Given records
:::

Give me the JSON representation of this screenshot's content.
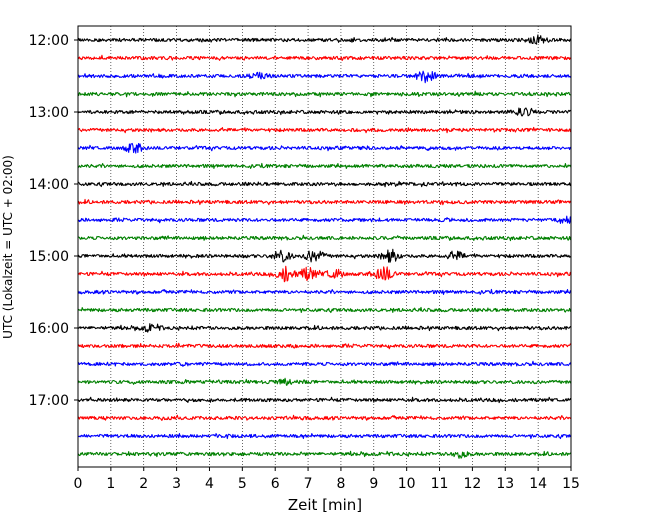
{
  "chart_data": {
    "type": "line",
    "title": "",
    "xlabel": "Zeit  [min]",
    "ylabel": "UTC (Lokalzeit = UTC + 02:00)",
    "xlim": [
      0,
      15
    ],
    "x_ticks": [
      "0",
      "1",
      "2",
      "3",
      "4",
      "5",
      "6",
      "7",
      "8",
      "9",
      "10",
      "11",
      "12",
      "13",
      "14",
      "15"
    ],
    "y_ticks": [
      "12:00",
      "13:00",
      "14:00",
      "15:00",
      "16:00",
      "17:00"
    ],
    "grid": "vertical dotted",
    "legend": "none",
    "trace_colors": [
      "#000000",
      "#ff0000",
      "#0000ff",
      "#008000"
    ],
    "row_start_times": [
      "12:00",
      "12:15",
      "12:30",
      "12:45",
      "13:00",
      "13:15",
      "13:30",
      "13:45",
      "14:00",
      "14:15",
      "14:30",
      "14:45",
      "15:00",
      "15:15",
      "15:30",
      "15:45",
      "16:00",
      "16:15",
      "16:30",
      "16:45",
      "17:00",
      "17:15",
      "17:30",
      "17:45"
    ],
    "events": [
      {
        "row": 0,
        "minute": 14.0,
        "amplitude": 0.5
      },
      {
        "row": 2,
        "minute": 5.5,
        "amplitude": 0.4
      },
      {
        "row": 2,
        "minute": 10.6,
        "amplitude": 1.0
      },
      {
        "row": 4,
        "minute": 13.6,
        "amplitude": 0.6
      },
      {
        "row": 6,
        "minute": 1.7,
        "amplitude": 0.6
      },
      {
        "row": 10,
        "minute": 14.8,
        "amplitude": 0.4
      },
      {
        "row": 12,
        "minute": 6.2,
        "amplitude": 0.7
      },
      {
        "row": 12,
        "minute": 7.2,
        "amplitude": 0.8
      },
      {
        "row": 12,
        "minute": 9.5,
        "amplitude": 0.8
      },
      {
        "row": 12,
        "minute": 11.5,
        "amplitude": 0.5
      },
      {
        "row": 13,
        "minute": 6.3,
        "amplitude": 0.9
      },
      {
        "row": 13,
        "minute": 7.0,
        "amplitude": 0.8
      },
      {
        "row": 13,
        "minute": 7.8,
        "amplitude": 0.6
      },
      {
        "row": 13,
        "minute": 9.3,
        "amplitude": 1.0
      },
      {
        "row": 16,
        "minute": 2.2,
        "amplitude": 0.4
      },
      {
        "row": 19,
        "minute": 6.3,
        "amplitude": 0.3
      },
      {
        "row": 23,
        "minute": 11.6,
        "amplitude": 0.4
      }
    ]
  }
}
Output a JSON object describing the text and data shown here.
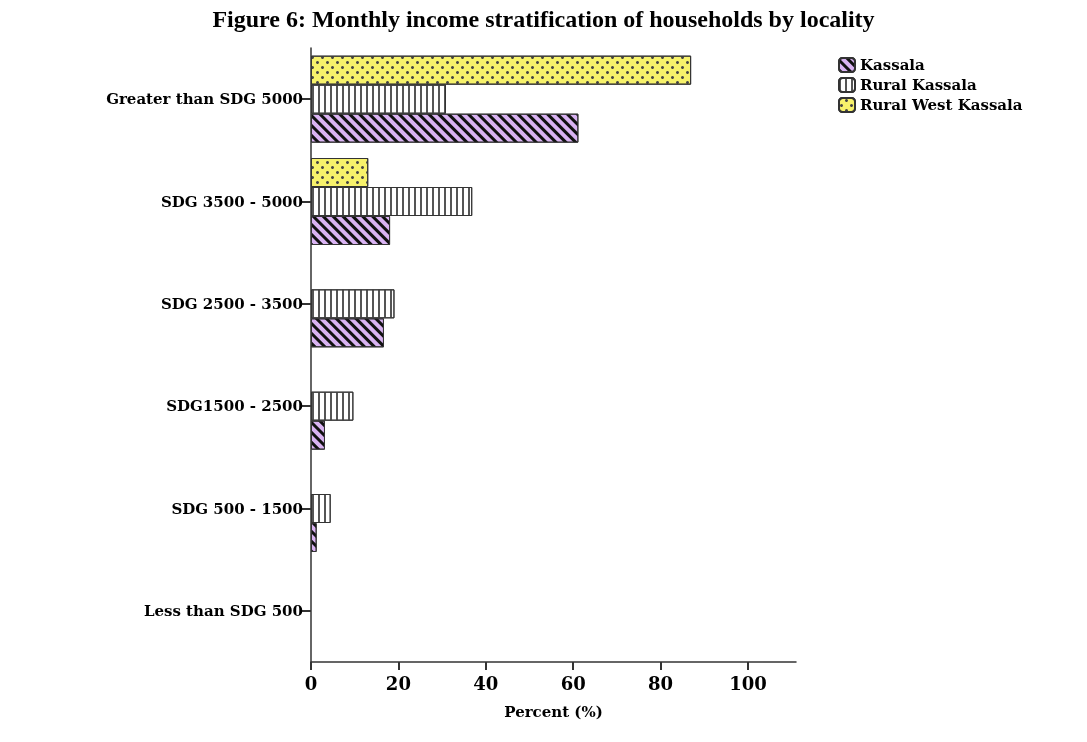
{
  "chart_data": {
    "type": "bar",
    "orientation": "horizontal",
    "title": "Figure 6: Monthly income stratification of households by locality",
    "xlabel": "Percent (%)",
    "categories": [
      "Greater than SDG 5000",
      "SDG 3500 - 5000",
      "SDG 2500 - 3500",
      "SDG1500 - 2500",
      "SDG 500 - 1500",
      "Less than SDG 500"
    ],
    "series": [
      {
        "name": "Rural West Kassala",
        "color": "#f7f26b",
        "values": [
          87.0,
          13.1,
          0,
          0,
          0,
          0
        ]
      },
      {
        "name": "Rural Kassala",
        "color": "#ffffff",
        "values": [
          30.9,
          36.9,
          19.1,
          9.7,
          4.5,
          0
        ]
      },
      {
        "name": "Kassala",
        "color": "#d9b3f2",
        "values": [
          61.2,
          18.1,
          16.7,
          3.2,
          1.3,
          0
        ]
      }
    ],
    "xlim": [
      0,
      111
    ],
    "xticks": [
      0,
      20,
      40,
      60,
      80,
      100
    ],
    "grid": false,
    "legend": "top right"
  }
}
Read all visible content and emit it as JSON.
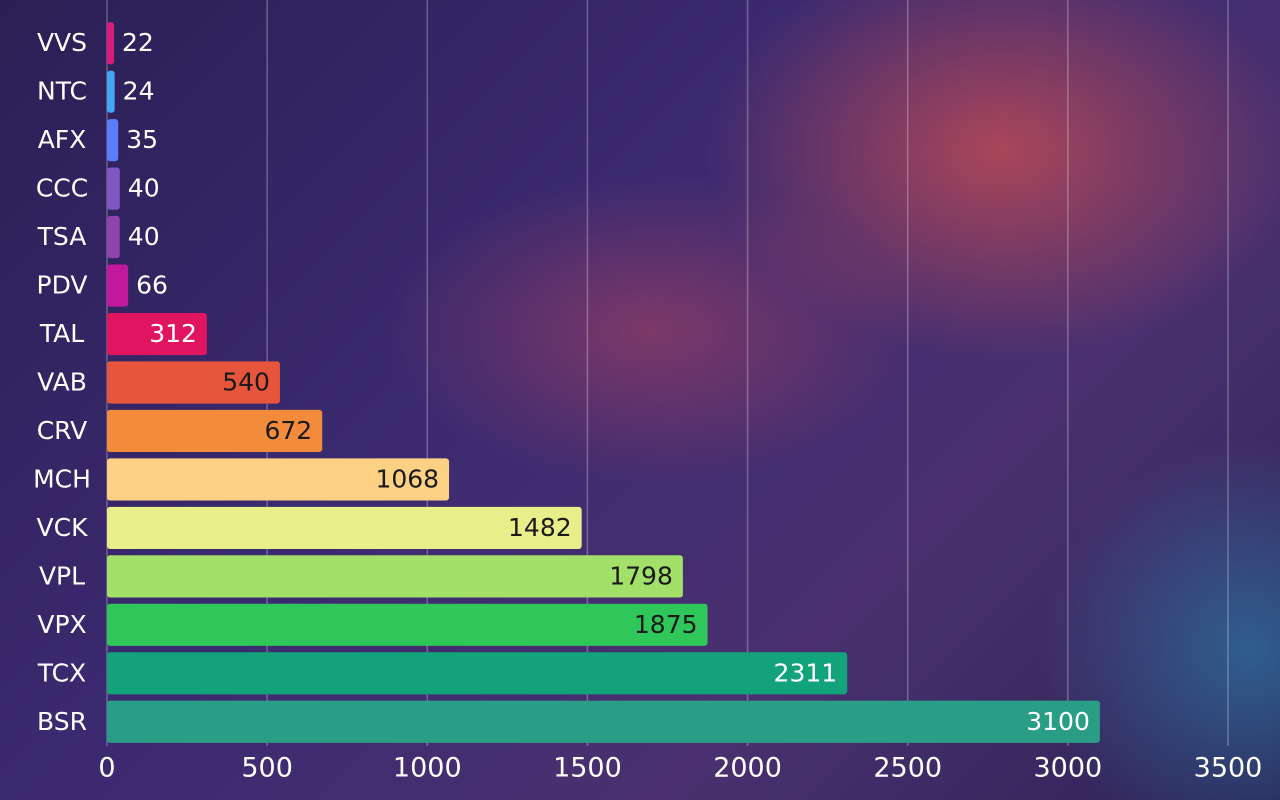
{
  "chart_data": {
    "type": "bar",
    "orientation": "horizontal",
    "categories": [
      "VVS",
      "NTC",
      "AFX",
      "CCC",
      "TSA",
      "PDV",
      "TAL",
      "VAB",
      "CRV",
      "MCH",
      "VCK",
      "VPL",
      "VPX",
      "TCX",
      "BSR"
    ],
    "values": [
      22,
      24,
      35,
      40,
      40,
      66,
      312,
      540,
      672,
      1068,
      1482,
      1798,
      1875,
      2311,
      3100
    ],
    "colors": [
      "#d81b7a",
      "#42a5f5",
      "#5c7cfa",
      "#7e57c2",
      "#8e44ad",
      "#c2189b",
      "#e0145f",
      "#e8553d",
      "#f28c3c",
      "#fdd183",
      "#e8ee8a",
      "#a3e06a",
      "#2fc65a",
      "#12a37a",
      "#2a9d86"
    ],
    "xlim": [
      0,
      3500
    ],
    "xticks": [
      0,
      500,
      1000,
      1500,
      2000,
      2500,
      3000,
      3500
    ],
    "grid": true
  }
}
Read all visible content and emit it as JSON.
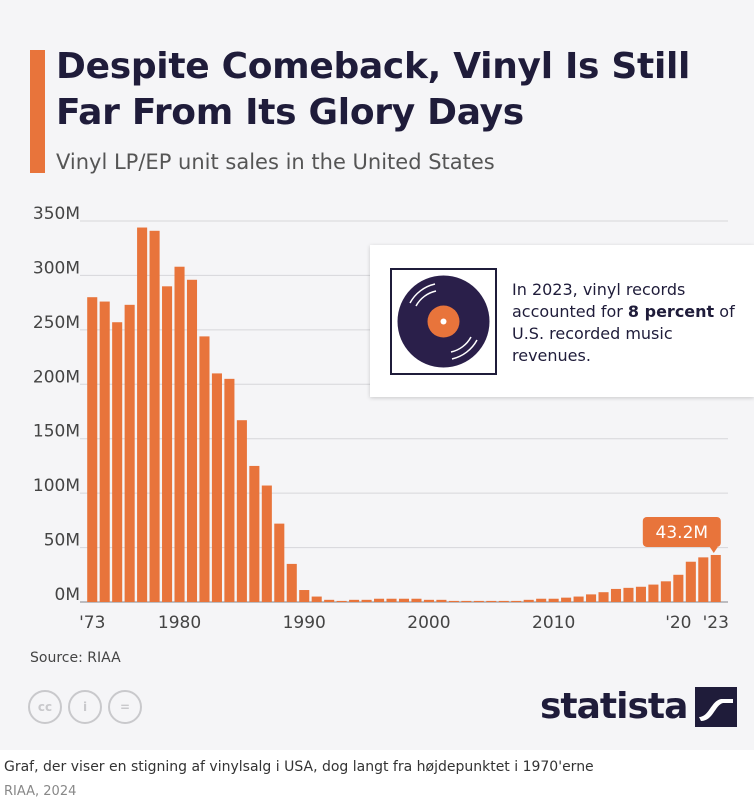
{
  "title": "Despite Comeback, Vinyl Is Still Far From Its Glory Days",
  "subtitle": "Vinyl LP/EP unit sales in the United States",
  "callout": {
    "text_before": "In 2023, vinyl records accounted for ",
    "text_bold": "8 percent",
    "text_after": " of U.S. recorded music revenues.",
    "icon": "vinyl-record-icon"
  },
  "source": "Source: RIAA",
  "brand": "statista",
  "caption": "Graf, der viser en stigning af vinylsalg i USA, dog langt fra højdepunktet i 1970'erne",
  "credit": "RIAA, 2024",
  "colors": {
    "bar": "#e8743b",
    "title": "#1f1c3a",
    "accent": "#e8743b",
    "background": "#f5f5f7"
  },
  "chart_data": {
    "type": "bar",
    "title": "Despite Comeback, Vinyl Is Still Far From Its Glory Days",
    "ylabel": "",
    "xlabel": "",
    "ylim": [
      0,
      350
    ],
    "yunit": "M",
    "yticks": [
      "0M",
      "50M",
      "100M",
      "150M",
      "200M",
      "250M",
      "300M",
      "350M"
    ],
    "xtick_labels": [
      {
        "year": 1973,
        "label": "'73"
      },
      {
        "year": 1980,
        "label": "1980"
      },
      {
        "year": 1990,
        "label": "1990"
      },
      {
        "year": 2000,
        "label": "2000"
      },
      {
        "year": 2010,
        "label": "2010"
      },
      {
        "year": 2020,
        "label": "'20"
      },
      {
        "year": 2023,
        "label": "'23"
      }
    ],
    "categories": [
      1973,
      1974,
      1975,
      1976,
      1977,
      1978,
      1979,
      1980,
      1981,
      1982,
      1983,
      1984,
      1985,
      1986,
      1987,
      1988,
      1989,
      1990,
      1991,
      1992,
      1993,
      1994,
      1995,
      1996,
      1997,
      1998,
      1999,
      2000,
      2001,
      2002,
      2003,
      2004,
      2005,
      2006,
      2007,
      2008,
      2009,
      2010,
      2011,
      2012,
      2013,
      2014,
      2015,
      2016,
      2017,
      2018,
      2019,
      2020,
      2021,
      2022,
      2023
    ],
    "values": [
      280,
      276,
      257,
      273,
      344,
      341,
      290,
      308,
      296,
      244,
      210,
      205,
      167,
      125,
      107,
      72,
      35,
      11,
      5,
      2,
      1,
      2,
      2,
      3,
      3,
      3,
      3,
      2,
      2,
      1,
      1,
      1,
      1,
      1,
      1,
      2,
      3,
      3,
      4,
      5,
      7,
      9,
      12,
      13,
      14,
      16,
      19,
      25,
      37,
      41,
      43.2
    ],
    "annotation": {
      "year": 2023,
      "label": "43.2M"
    },
    "grid": true,
    "legend": "none"
  }
}
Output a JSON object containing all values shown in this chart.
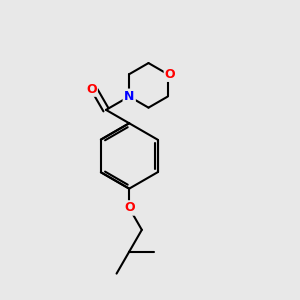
{
  "bg_color": "#e8e8e8",
  "bond_color": "#000000",
  "N_color": "#0000ff",
  "O_color": "#ff0000",
  "bond_width": 1.5,
  "fig_size": [
    3.0,
    3.0
  ],
  "dpi": 100,
  "xlim": [
    0,
    10
  ],
  "ylim": [
    0,
    10
  ]
}
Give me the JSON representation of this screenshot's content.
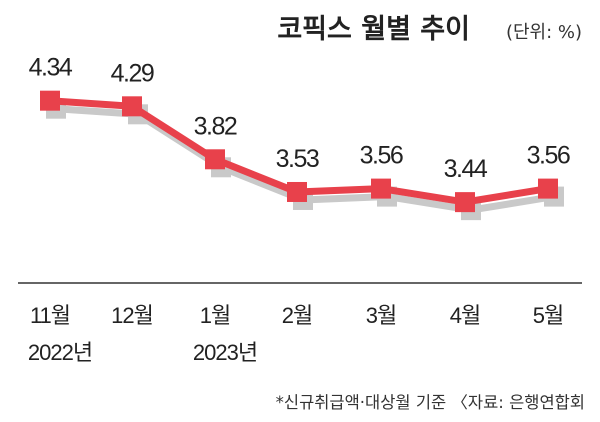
{
  "chart_data": {
    "type": "line",
    "title": "코픽스 월별 추이",
    "unit": "(단위: %)",
    "categories": [
      "11월",
      "12월",
      "1월",
      "2월",
      "3월",
      "4월",
      "5월"
    ],
    "year_labels": [
      "2022년",
      "",
      "2023년",
      "",
      "",
      "",
      ""
    ],
    "values": [
      4.34,
      4.29,
      3.82,
      3.53,
      3.56,
      3.44,
      3.56
    ],
    "value_labels": [
      "4.34",
      "4.29",
      "3.82",
      "3.53",
      "3.56",
      "3.44",
      "3.56"
    ],
    "note": "*신규취급액·대상월 기준 〈자료: 은행연합회",
    "ylim": [
      2.9,
      4.55
    ],
    "grid": false,
    "line_color": "#e8414b",
    "marker_color": "#e8414b",
    "shadow_color": "#c9c9c9"
  }
}
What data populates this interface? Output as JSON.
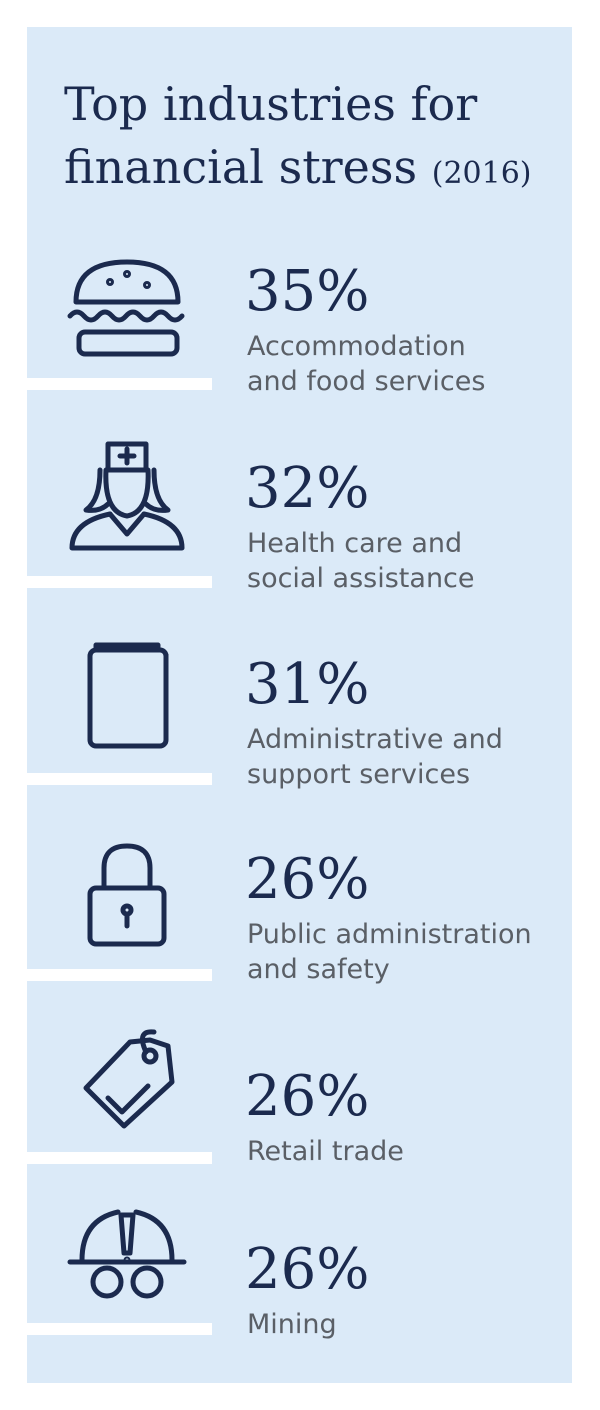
{
  "header": {
    "title_line1": "Top industries for",
    "title_line2": "financial stress",
    "title_year": "(2016)"
  },
  "items": [
    {
      "value": "35%",
      "label_lines": [
        "Accommodation",
        "and food services"
      ]
    },
    {
      "value": "32%",
      "label_lines": [
        "Health care and",
        "social assistance"
      ]
    },
    {
      "value": "31%",
      "label_lines": [
        "Administrative and",
        "support services"
      ]
    },
    {
      "value": "26%",
      "label_lines": [
        "Public administration",
        "and safety"
      ]
    },
    {
      "value": "26%",
      "label_lines": [
        "Retail trade"
      ]
    },
    {
      "value": "26%",
      "label_lines": [
        "Mining"
      ]
    }
  ]
}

:::

Stated task
Look through the data and gather every line with the string "JSON" in it.

Output of the task
Give me the JSON representation of this screenshot's content.
Output a JSON object describing the text and data shown here.
Read all visible content and emit it as JSON.
Read all visible content and emit it as JSON.
Output a JSON object containing all values shown in this chart.
Give me the JSON representation of this screenshot's content.
What data populates this interface? Output as JSON.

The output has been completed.